Start Extracted records

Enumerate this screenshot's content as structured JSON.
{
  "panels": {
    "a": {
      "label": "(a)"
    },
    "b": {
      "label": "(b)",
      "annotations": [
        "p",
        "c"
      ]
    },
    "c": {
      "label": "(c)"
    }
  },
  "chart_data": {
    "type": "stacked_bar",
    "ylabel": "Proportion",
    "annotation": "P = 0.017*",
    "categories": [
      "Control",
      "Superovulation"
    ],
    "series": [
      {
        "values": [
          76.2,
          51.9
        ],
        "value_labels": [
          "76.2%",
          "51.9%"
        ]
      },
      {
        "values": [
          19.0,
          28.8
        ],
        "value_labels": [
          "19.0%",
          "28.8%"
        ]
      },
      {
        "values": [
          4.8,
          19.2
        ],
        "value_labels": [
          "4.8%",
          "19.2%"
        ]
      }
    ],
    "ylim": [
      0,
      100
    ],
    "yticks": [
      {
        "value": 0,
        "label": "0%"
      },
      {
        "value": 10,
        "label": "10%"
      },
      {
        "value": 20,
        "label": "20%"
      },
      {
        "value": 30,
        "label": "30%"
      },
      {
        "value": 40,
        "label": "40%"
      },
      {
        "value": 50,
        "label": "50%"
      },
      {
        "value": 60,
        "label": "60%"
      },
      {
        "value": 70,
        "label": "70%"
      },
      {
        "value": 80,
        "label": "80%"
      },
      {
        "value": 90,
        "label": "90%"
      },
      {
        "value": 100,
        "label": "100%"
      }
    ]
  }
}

End Extracted records

Your goal: Take the data above and return it exactly.

Finished exercise:
Enumerate this screenshot's content as structured JSON.
{
  "panels": {
    "a": {
      "label": "(a)"
    },
    "b": {
      "label": "(b)",
      "annotations": [
        "p",
        "c"
      ]
    },
    "c": {
      "label": "(c)"
    }
  },
  "chart_data": {
    "type": "stacked_bar",
    "ylabel": "Proportion",
    "annotation": "P = 0.017*",
    "categories": [
      "Control",
      "Superovulation"
    ],
    "series": [
      {
        "values": [
          76.2,
          51.9
        ],
        "value_labels": [
          "76.2%",
          "51.9%"
        ]
      },
      {
        "values": [
          19.0,
          28.8
        ],
        "value_labels": [
          "19.0%",
          "28.8%"
        ]
      },
      {
        "values": [
          4.8,
          19.2
        ],
        "value_labels": [
          "4.8%",
          "19.2%"
        ]
      }
    ],
    "ylim": [
      0,
      100
    ],
    "yticks": [
      {
        "value": 0,
        "label": "0%"
      },
      {
        "value": 10,
        "label": "10%"
      },
      {
        "value": 20,
        "label": "20%"
      },
      {
        "value": 30,
        "label": "30%"
      },
      {
        "value": 40,
        "label": "40%"
      },
      {
        "value": 50,
        "label": "50%"
      },
      {
        "value": 60,
        "label": "60%"
      },
      {
        "value": 70,
        "label": "70%"
      },
      {
        "value": 80,
        "label": "80%"
      },
      {
        "value": 90,
        "label": "90%"
      },
      {
        "value": 100,
        "label": "100%"
      }
    ]
  }
}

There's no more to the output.